▶ Exercise
Each record below is to be copied word for word, with pictures removed.

-------- Provided data --------

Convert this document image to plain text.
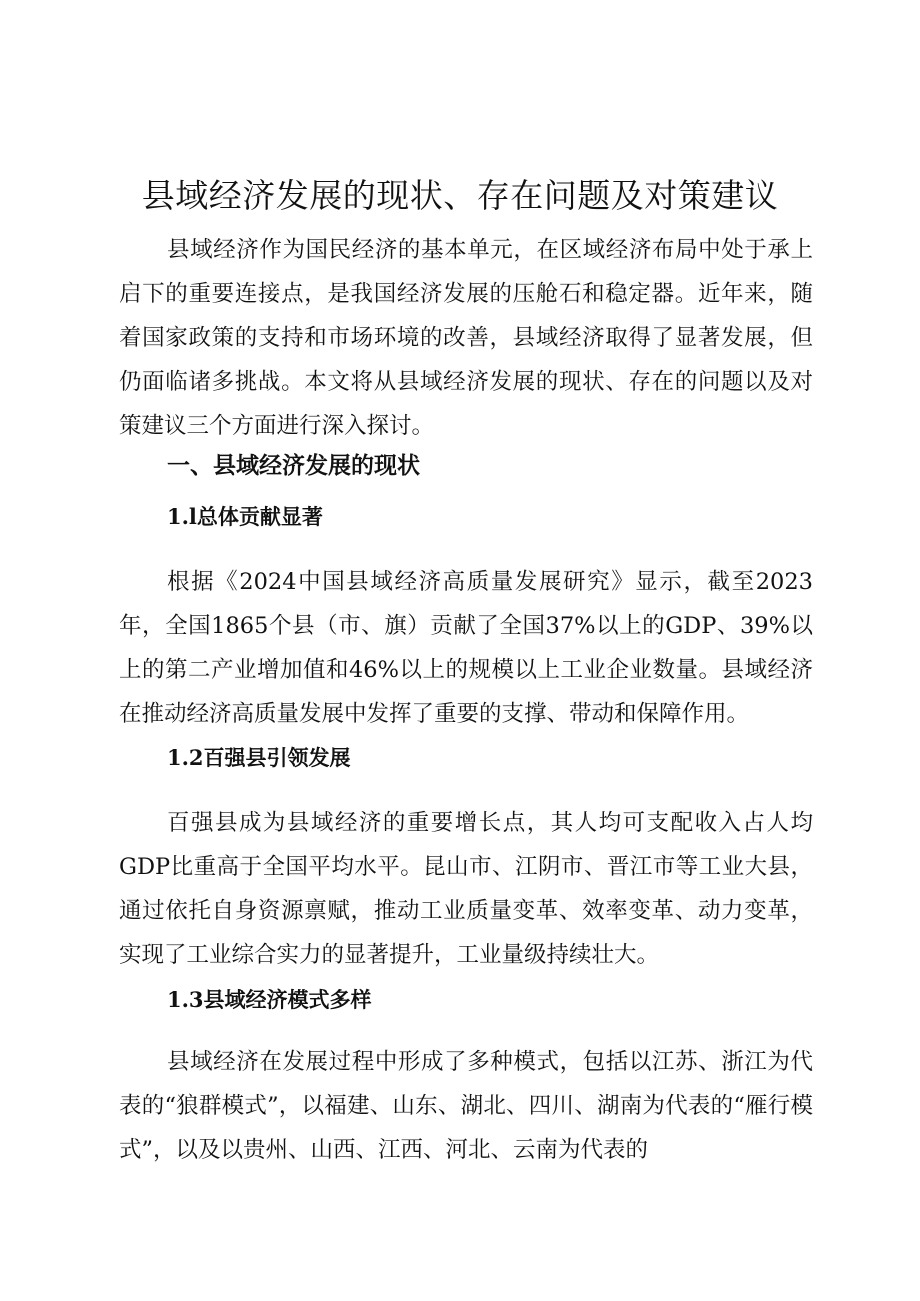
县域经济发展的现状、存在问题及对策建议

县域经济作为国民经济的基本单元，在区域经济布局中处于承上启下的重要连接点，是我国经济发展的压舱石和稳定器。近年来，随着国家政策的支持和市场环境的改善，县域经济取得了显著发展，但仍面临诸多挑战。本文将从县域经济发展的现状、存在的问题以及对策建议三个方面进行深入探讨。

一、县域经济发展的现状
1.l总体贡献显著

根据《2024中国县域经济高质量发展研究》显示，截至2023年，全国1865个县（市、旗）贡献了全国37%以上的GDP、39%以上的第二产业增加值和46%以上的规模以上工业企业数量。县域经济在推动经济高质量发展中发挥了重要的支撑、带动和保障作用。

1.2百强县引领发展

百强县成为县域经济的重要增长点，其人均可支配收入占人均GDP比重高于全国平均水平。昆山市、江阴市、晋江市等工业大县，通过依托自身资源禀赋，推动工业质量变革、效率变革、动力变革，实现了工业综合实力的显著提升，工业量级持续壮大。

1.3县域经济模式多样

县域经济在发展过程中形成了多种模式，包括以江苏、浙江为代表的“狼群模式”，以福建、山东、湖北、四川、湖南为代表的“雁行模式”，以及以贵州、山西、江西、河北、云南为代表的
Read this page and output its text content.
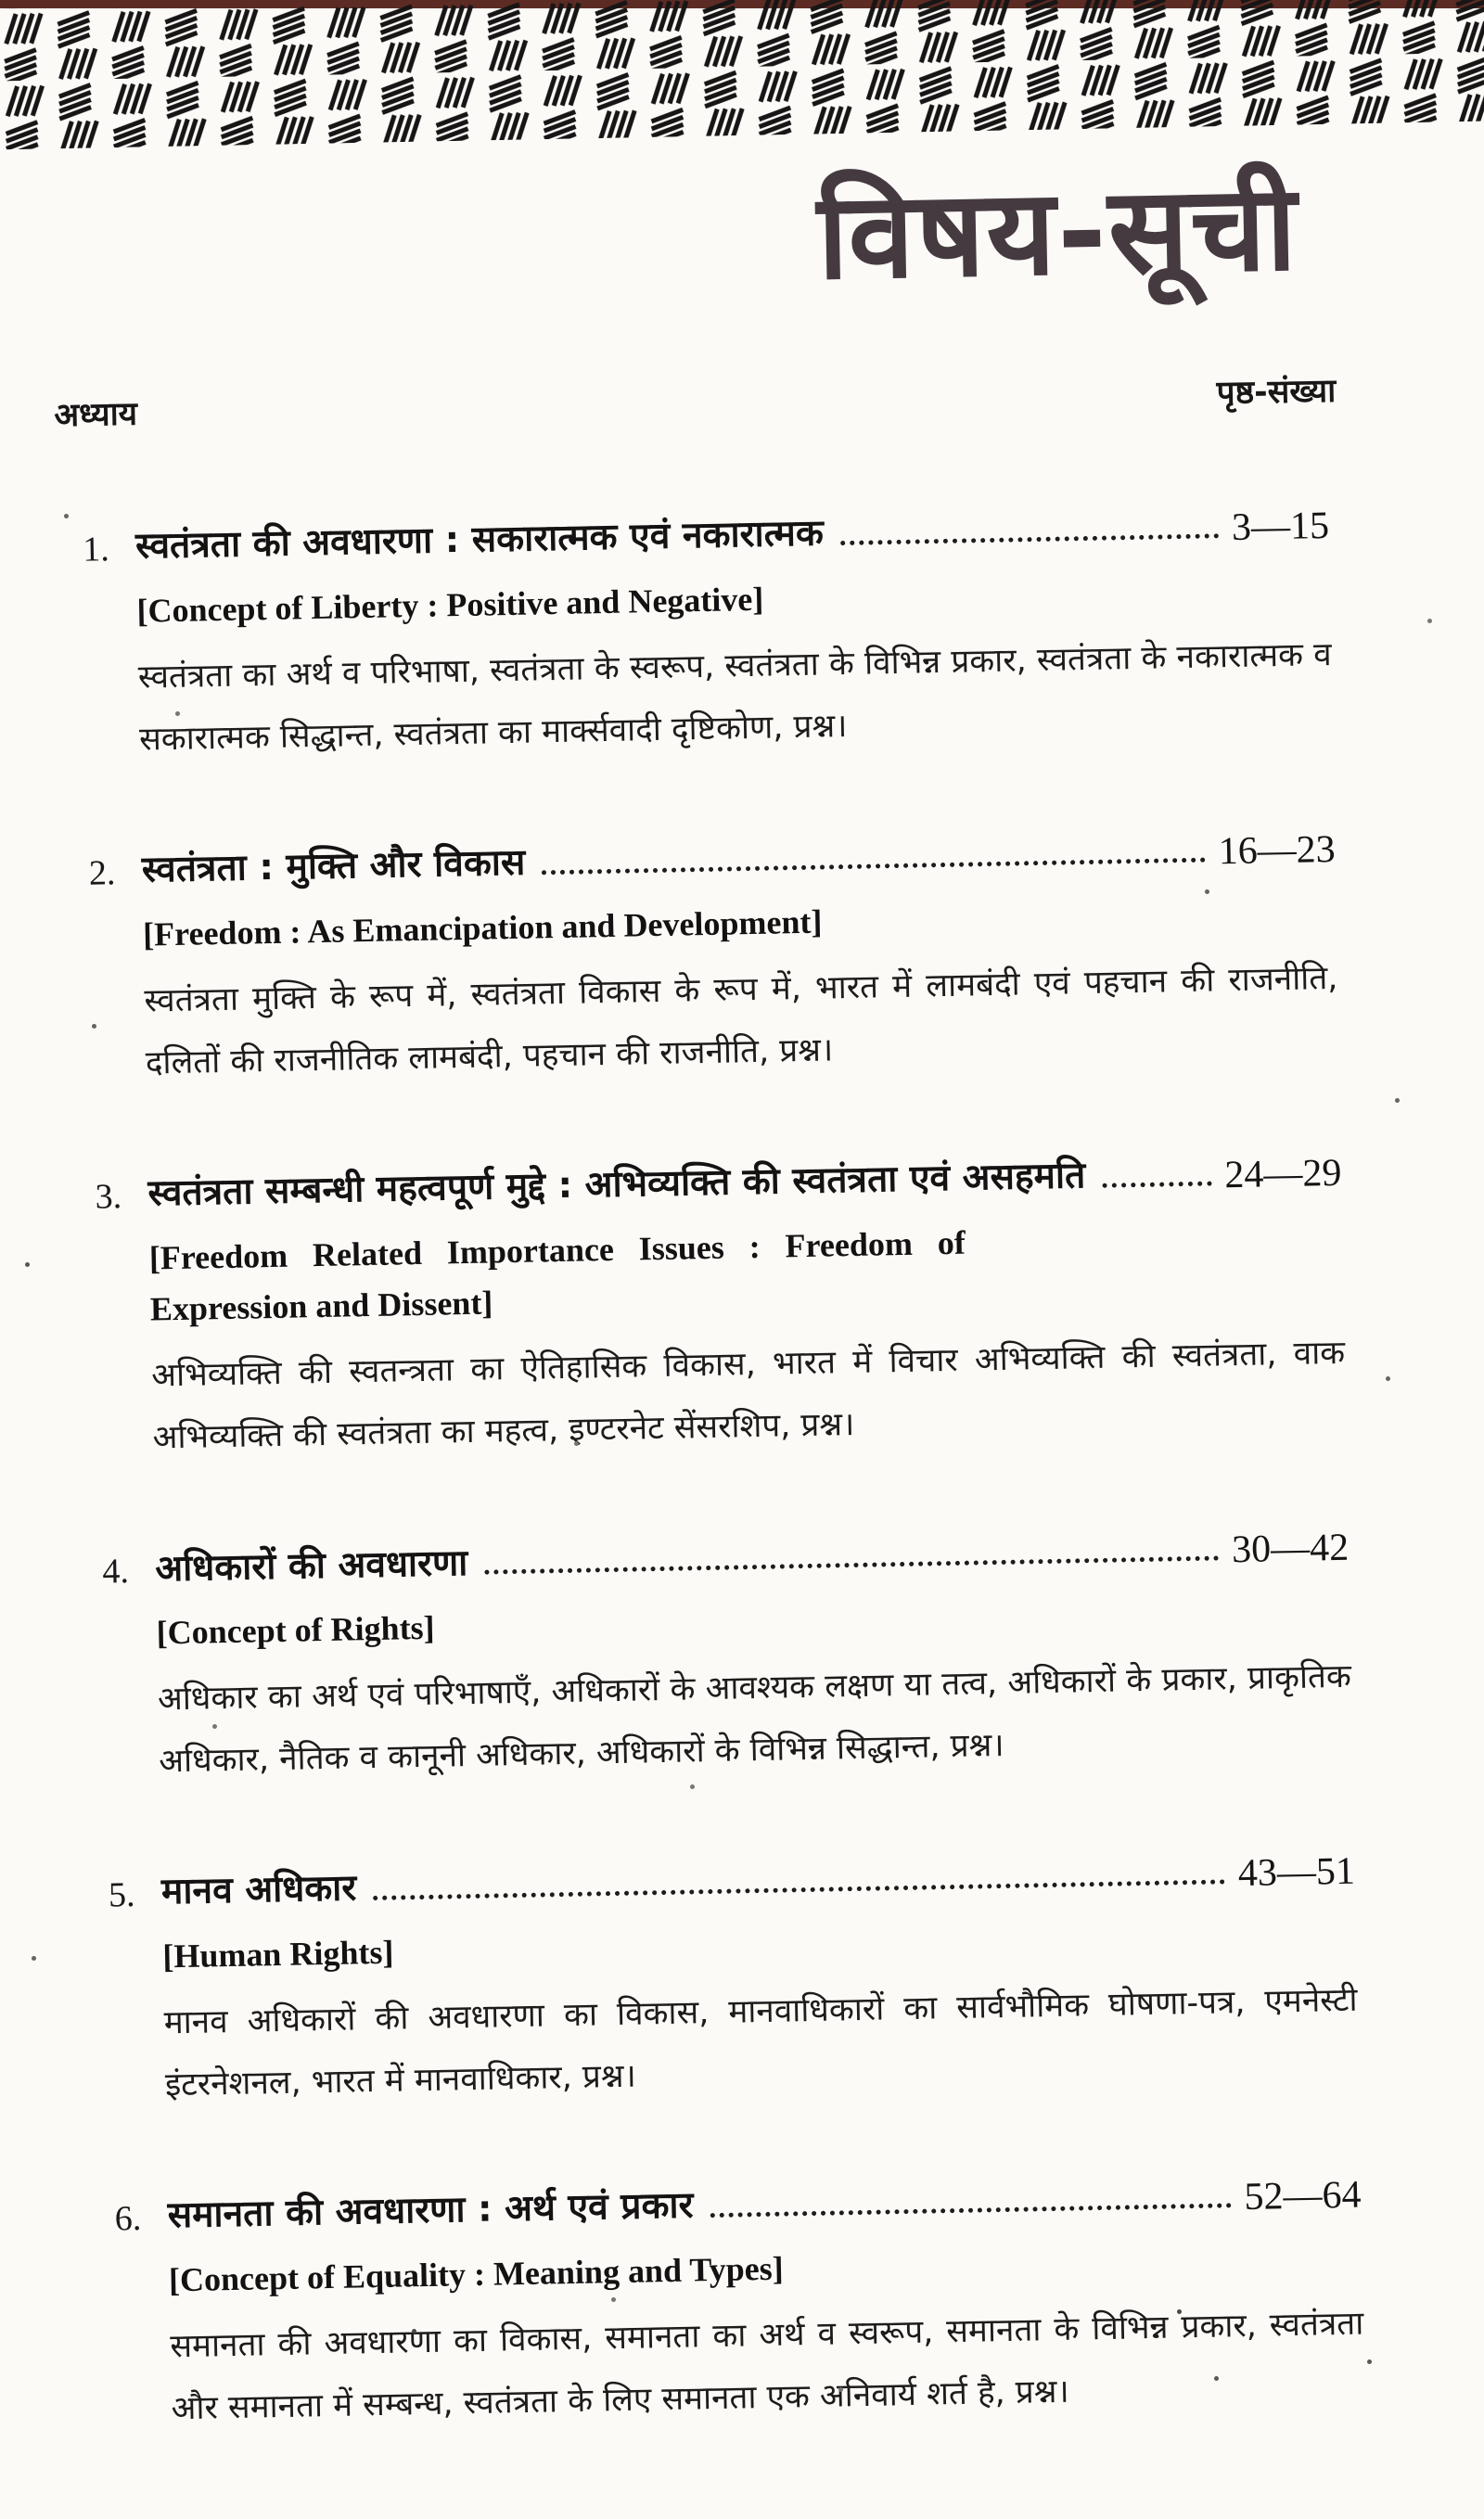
विषय-सूची
अध्याय
पृष्ठ-संख्या
1. स्वतंत्रता की अवधारणा : सकारात्मक एवं नकारात्मक	3—15
[Concept of Liberty : Positive and Negative]
स्वतंत्रता का अर्थ व परिभाषा, स्वतंत्रता के स्वरूप, स्वतंत्रता के विभिन्न प्रकार, स्वतंत्रता के नकारात्मक व सकारात्मक सिद्धान्त, स्वतंत्रता का मार्क्सवादी दृष्टिकोण, प्रश्न।
2. स्वतंत्रता : मुक्ति और विकास	16—23
[Freedom : As Emancipation and Development]
स्वतंत्रता मुक्ति के रूप में, स्वतंत्रता विकास के रूप में, भारत में लामबंदी एवं पहचान की राजनीति, दलितों की राजनीतिक लामबंदी, पहचान की राजनीति, प्रश्न।
3. स्वतंत्रता सम्बन्धी महत्वपूर्ण मुद्दे : अभिव्यक्ति की स्वतंत्रता एवं असहमति	24—29
[Freedom Related Importance Issues : Freedom of Expression and Dissent]
अभिव्यक्ति की स्वतन्त्रता का ऐतिहासिक विकास, भारत में विचार अभिव्यक्ति की स्वतंत्रता, वाक अभिव्यक्ति की स्वतंत्रता का महत्व, इण्टरनेट सेंसरशिप, प्रश्न।
4. अधिकारों की अवधारणा	30—42
[Concept of Rights]
अधिकार का अर्थ एवं परिभाषाएँ, अधिकारों के आवश्यक लक्षण या तत्व, अधिकारों के प्रकार, प्राकृतिक अधिकार, नैतिक व कानूनी अधिकार, अधिकारों के विभिन्न सिद्धान्त, प्रश्न।
5. मानव अधिकार	43—51
[Human Rights]
मानव अधिकारों की अवधारणा का विकास, मानवाधिकारों का सार्वभौमिक घोषणा-पत्र, एमनेस्टी इंटरनेशनल, भारत में मानवाधिकार, प्रश्न।
6. समानता की अवधारणा : अर्थ एवं प्रकार	52—64
[Concept of Equality : Meaning and Types]
समानता की अवधारणा का विकास, समानता का अर्थ व स्वरूप, समानता के विभिन्न प्रकार, स्वतंत्रता और समानता में सम्बन्ध, स्वतंत्रता के लिए समानता एक अनिवार्य शर्त है, प्रश्न।
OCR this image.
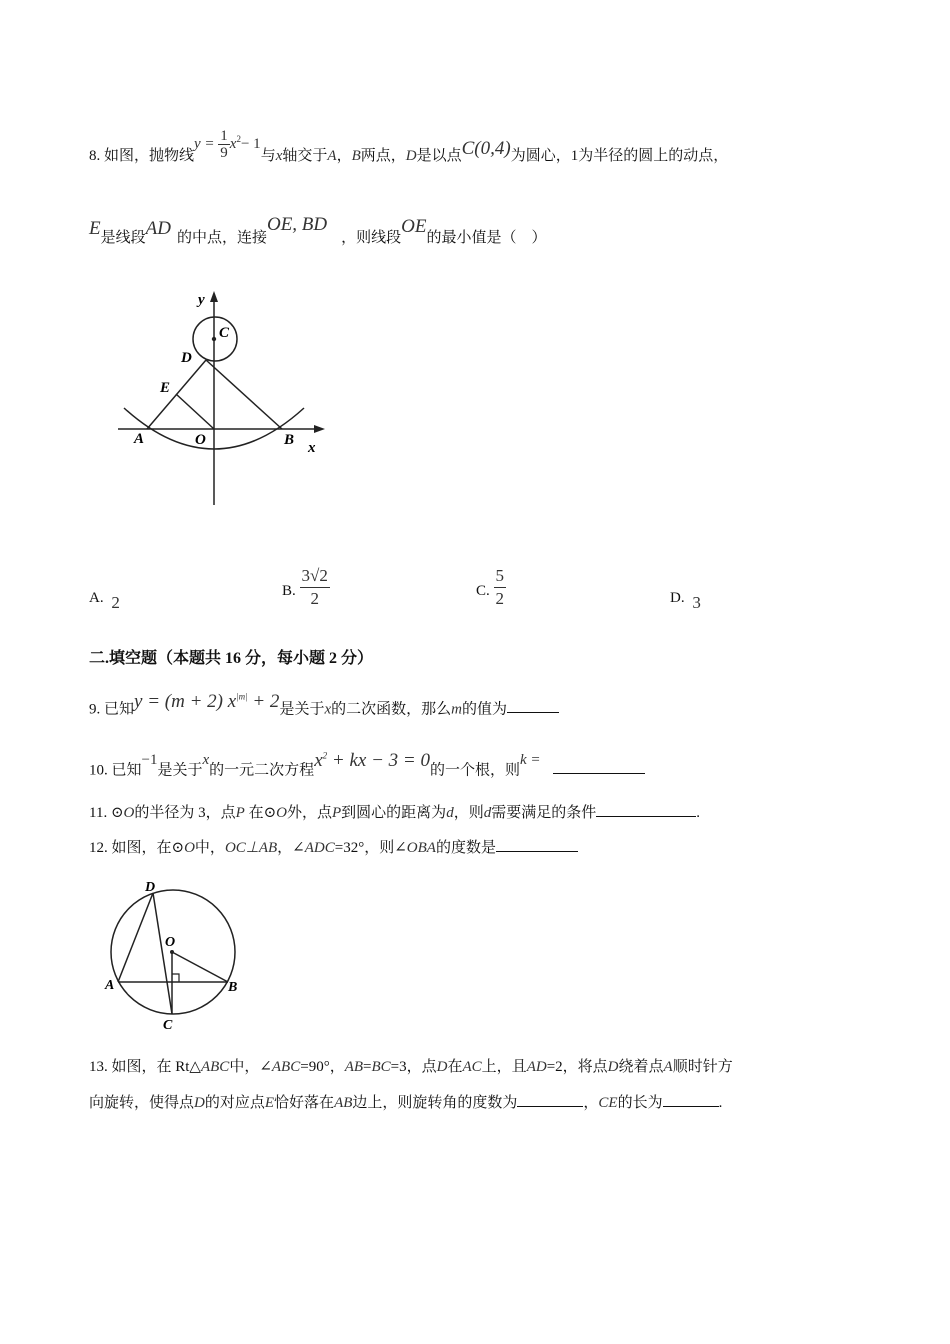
8. 如图，抛物线$y = \frac{1}{9} x^2- 1$与x轴交于A，B两点，D是以点C(0,4)为圆心，1为半径的圆上的动点，
E是线段AD 的中点，连接OE, BD，则线段OE的最小值是（　）
y
x
C
D
E
A	O	B
A. 2
B. $\frac{3√2}{2}$	C. $\frac{5}{2}$	D. 3
二.填空题（本题共 16 分，每小题 2 分）
9. 已知y = (m + 2) $x^{|m|} + 2$是关于x的二次函数，那么m的值为
10. 已知−1是关于x的一元二次方程$x^2$ + kx − 3 = 0的一个根，则k =
11. ⊙O的半径为 3，点P 在⊙O外，点P到圆心的距离为d，则d需要满足的条件	.
12. 如图，在⊙O中，OC⊥AB，∠ADC=32°，则∠OBA的度数是
D
O
A	B
C
13. 如图，在 Rt△ABC中，∠ABC=90°，AB=BC=3，点D在AC上，且AD=2，将点D绕着点A顺时针方
向旋转，使得点D的对应点E恰好落在AB边上，则旋转角的度数为	，CE的长为	.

--------

▶ Task result
Convert this document image to plain text.
县域经济发展的现状、存在问题及对策建议

县域经济作为国民经济的基本单元，在区域经济布局中处于承上启下的重要连接点，是我国经济发展的压舱石和稳定器。近年来，随着国家政策的支持和市场环境的改善，县域经济取得了显著发展，但仍面临诸多挑战。本文将从县域经济发展的现状、存在的问题以及对策建议三个方面进行深入探讨。

一、县域经济发展的现状
1.l总体贡献显著

根据《2024中国县域经济高质量发展研究》显示，截至2023年，全国1865个县（市、旗）贡献了全国37%以上的GDP、39%以上的第二产业增加值和46%以上的规模以上工业企业数量。县域经济在推动经济高质量发展中发挥了重要的支撑、带动和保障作用。

1.2百强县引领发展

百强县成为县域经济的重要增长点，其人均可支配收入占人均GDP比重高于全国平均水平。昆山市、江阴市、晋江市等工业大县，通过依托自身资源禀赋，推动工业质量变革、效率变革、动力变革，实现了工业综合实力的显著提升，工业量级持续壮大。

1.3县域经济模式多样

县域经济在发展过程中形成了多种模式，包括以江苏、浙江为代表的“狼群模式”，以福建、山东、湖北、四川、湖南为代表的“雁行模式”，以及以贵州、山西、江西、河北、云南为代表的
Read this page and output its text content.
विषय-सूची
अध्याय
पृष्ठ-संख्या
1. स्वतंत्रता की अवधारणा : सकारात्मक एवं नकारात्मक	3—15
[Concept of Liberty : Positive and Negative]
स्वतंत्रता का अर्थ व परिभाषा, स्वतंत्रता के स्वरूप, स्वतंत्रता के विभिन्न प्रकार, स्वतंत्रता के नकारात्मक व सकारात्मक सिद्धान्त, स्वतंत्रता का मार्क्सवादी दृष्टिकोण, प्रश्न।
2. स्वतंत्रता : मुक्ति और विकास	16—23
[Freedom : As Emancipation and Development]
स्वतंत्रता मुक्ति के रूप में, स्वतंत्रता विकास के रूप में, भारत में लामबंदी एवं पहचान की राजनीति, दलितों की राजनीतिक लामबंदी, पहचान की राजनीति, प्रश्न।
3. स्वतंत्रता सम्बन्धी महत्वपूर्ण मुद्दे : अभिव्यक्ति की स्वतंत्रता एवं असहमति	24—29
[Freedom Related Importance Issues : Freedom of Expression and Dissent]
अभिव्यक्ति की स्वतन्त्रता का ऐतिहासिक विकास, भारत में विचार अभिव्यक्ति की स्वतंत्रता, वाक अभिव्यक्ति की स्वतंत्रता का महत्व, इण्टरनेट सेंसरशिप, प्रश्न।
4. अधिकारों की अवधारणा	30—42
[Concept of Rights]
अधिकार का अर्थ एवं परिभाषाएँ, अधिकारों के आवश्यक लक्षण या तत्व, अधिकारों के प्रकार, प्राकृतिक अधिकार, नैतिक व कानूनी अधिकार, अधिकारों के विभिन्न सिद्धान्त, प्रश्न।
5. मानव अधिकार	43—51
[Human Rights]
मानव अधिकारों की अवधारणा का विकास, मानवाधिकारों का सार्वभौमिक घोषणा-पत्र, एमनेस्टी इंटरनेशनल, भारत में मानवाधिकार, प्रश्न।
6. समानता की अवधारणा : अर्थ एवं प्रकार	52—64
[Concept of Equality : Meaning and Types]
समानता की अवधारणा का विकास, समानता का अर्थ व स्वरूप, समानता के विभिन्न प्रकार, स्वतंत्रता और समानता में सम्बन्ध, स्वतंत्रता के लिए समानता एक अनिवार्य शर्त है, प्रश्न।
OCR this image.
8. 如图，抛物线$y = \frac{1}{9} x^2- 1$与x轴交于A，B两点，D是以点C(0,4)为圆心，1为半径的圆上的动点，
E是线段AD 的中点，连接OE, BD，则线段OE的最小值是（　）
y
x
C
D
E
A	O	B
A. 2
B. $\frac{3√2}{2}$	C. $\frac{5}{2}$	D. 3
二.填空题（本题共 16 分，每小题 2 分）
9. 已知y = (m + 2) $x^{|m|} + 2$是关于x的二次函数，那么m的值为
10. 已知−1是关于x的一元二次方程$x^2$ + kx − 3 = 0的一个根，则k =
11. ⊙O的半径为 3，点P 在⊙O外，点P到圆心的距离为d，则d需要满足的条件	.
12. 如图，在⊙O中，OC⊥AB，∠ADC=32°，则∠OBA的度数是
D
O
A	B
C
13. 如图，在 Rt△ABC中，∠ABC=90°，AB=BC=3，点D在AC上，且AD=2，将点D绕着点A顺时针方
向旋转，使得点D的对应点E恰好落在AB边上，则旋转角的度数为	，CE的长为	.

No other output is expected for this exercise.